Work required: Transcribe everything from "5. In Backup" down to "hour clock format." in the excerpt on image restores and system backups.

╭─ Excerpt provided

Now that you have your image on the filesystem (or it was already there) here is how to restore it.

1. In the tree view, click Maintenance > Image Management.

2. Select an image.

3. Click Revert. The Revert window opens.

Of course this procedure means the device is in a down state at the time, however if you are having to revert to an image you created I am guessing that is the least of your worries at that moment. But worry not!  Restore it and you will be up and running with the system looking like it was when you took the snapshot.


System Backup can be used to backup current system configuration. A backup creates a compressed file that contains the Check Point configuration including the networking and operating system parameters, such as routing and interface configuration etc., but unlike a snapshot, it does not include the operating system, product binaries, and hotfixes.

You can store backups locally, or remotely to a TFTP, SCP or FTP server. You can run the backup manually, or do a scheduled backup

To add a manual one time backup:

1. In the tree view, click Maintenance > System Backup

2. Click Add Backup.

The New Backup window opens.

3. Select the location of the backup file:

This appliance

TFTP server. Specify the IP address.

SCP server. Specify the IP address, user name and password.

FTP server. Specify the IP address, user name and password.

To add a scheduled backup:

1. In the tree view, click Maintenance > System Backup.

2. Click Add Scheduled Backup. The New Scheduled Backup window opens.

3. In Backup Name, enter the name of the job. Use alphanumeric characters only, and no spaces.

4. In Backup Type, enter the location of the backup file.

    This appliance

    TFTP server. Specify the IP address.

    SCP server. Specify the IP address, user name and password.

    FTP server. Specify the IP address, user name and password.

5. In Backup Schedule, select the frequency (Daily, Weekly, Monthly) for this backup. Where relevant, enter the Time of day for the job, in the 24 hour clock format.

6. Click Add. The scheduled backup shows in the Scheduled Backups table.


To restore from a backup:

1. In the tree view, click Maintenance > System Backup.

╰─
╭─ Data records

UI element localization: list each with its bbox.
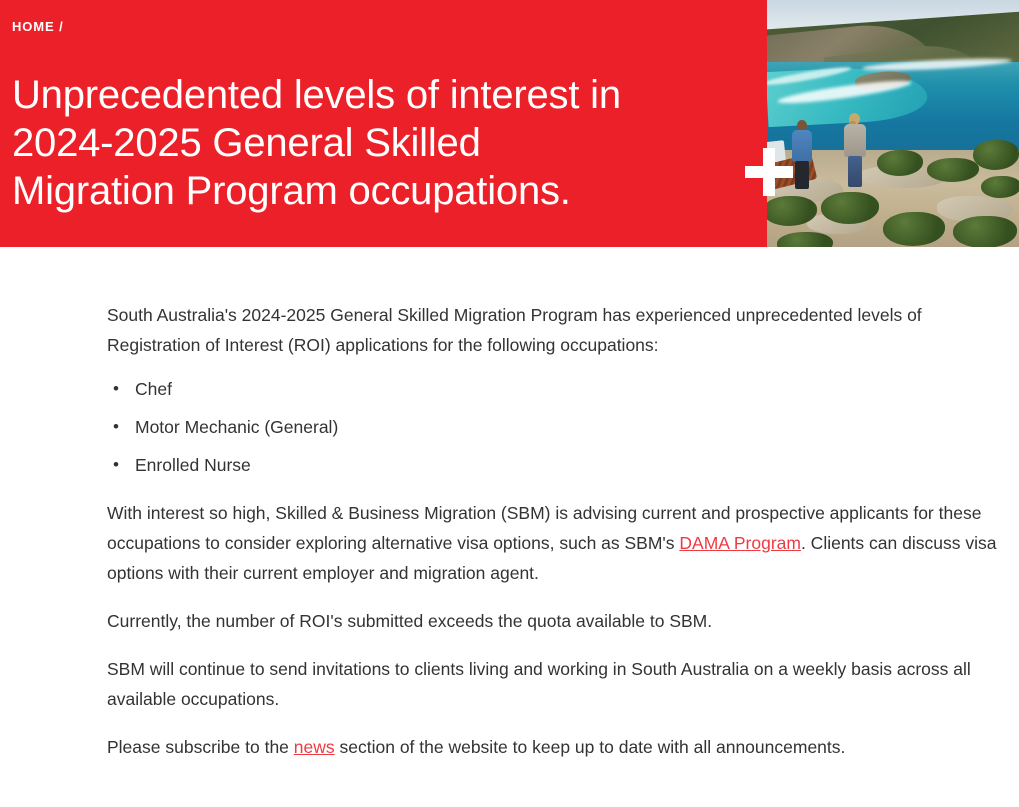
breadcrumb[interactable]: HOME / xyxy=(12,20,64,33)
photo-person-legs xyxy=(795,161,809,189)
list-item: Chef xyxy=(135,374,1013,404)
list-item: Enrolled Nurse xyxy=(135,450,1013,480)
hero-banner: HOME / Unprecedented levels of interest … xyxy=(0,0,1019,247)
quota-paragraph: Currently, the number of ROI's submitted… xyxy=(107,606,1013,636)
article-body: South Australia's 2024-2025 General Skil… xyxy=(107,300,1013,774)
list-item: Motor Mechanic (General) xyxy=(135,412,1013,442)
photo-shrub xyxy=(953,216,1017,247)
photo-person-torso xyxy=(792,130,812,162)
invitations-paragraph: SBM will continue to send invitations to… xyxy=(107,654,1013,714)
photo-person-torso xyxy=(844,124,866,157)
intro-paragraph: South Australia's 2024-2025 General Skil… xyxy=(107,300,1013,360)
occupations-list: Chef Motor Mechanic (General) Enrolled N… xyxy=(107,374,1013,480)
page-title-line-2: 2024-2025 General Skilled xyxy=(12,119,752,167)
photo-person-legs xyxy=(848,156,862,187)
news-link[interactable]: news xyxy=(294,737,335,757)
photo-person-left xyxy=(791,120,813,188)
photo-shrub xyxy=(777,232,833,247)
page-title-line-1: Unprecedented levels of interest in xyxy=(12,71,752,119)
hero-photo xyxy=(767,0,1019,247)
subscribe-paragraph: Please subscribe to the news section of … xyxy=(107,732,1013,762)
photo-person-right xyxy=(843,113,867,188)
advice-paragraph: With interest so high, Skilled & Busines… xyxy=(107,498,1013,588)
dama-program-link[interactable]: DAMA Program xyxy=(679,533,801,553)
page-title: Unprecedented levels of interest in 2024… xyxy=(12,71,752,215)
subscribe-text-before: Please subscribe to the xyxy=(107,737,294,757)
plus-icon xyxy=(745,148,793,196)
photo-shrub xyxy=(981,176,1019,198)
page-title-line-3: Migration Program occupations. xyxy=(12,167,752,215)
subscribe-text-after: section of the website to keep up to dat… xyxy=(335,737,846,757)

╰─

The result:
5. In Backup Schedule, select the frequency (Daily, Weekly, Monthly) for this backup. Where relevant, enter the Time of day for the job, in the 24 hour clock format.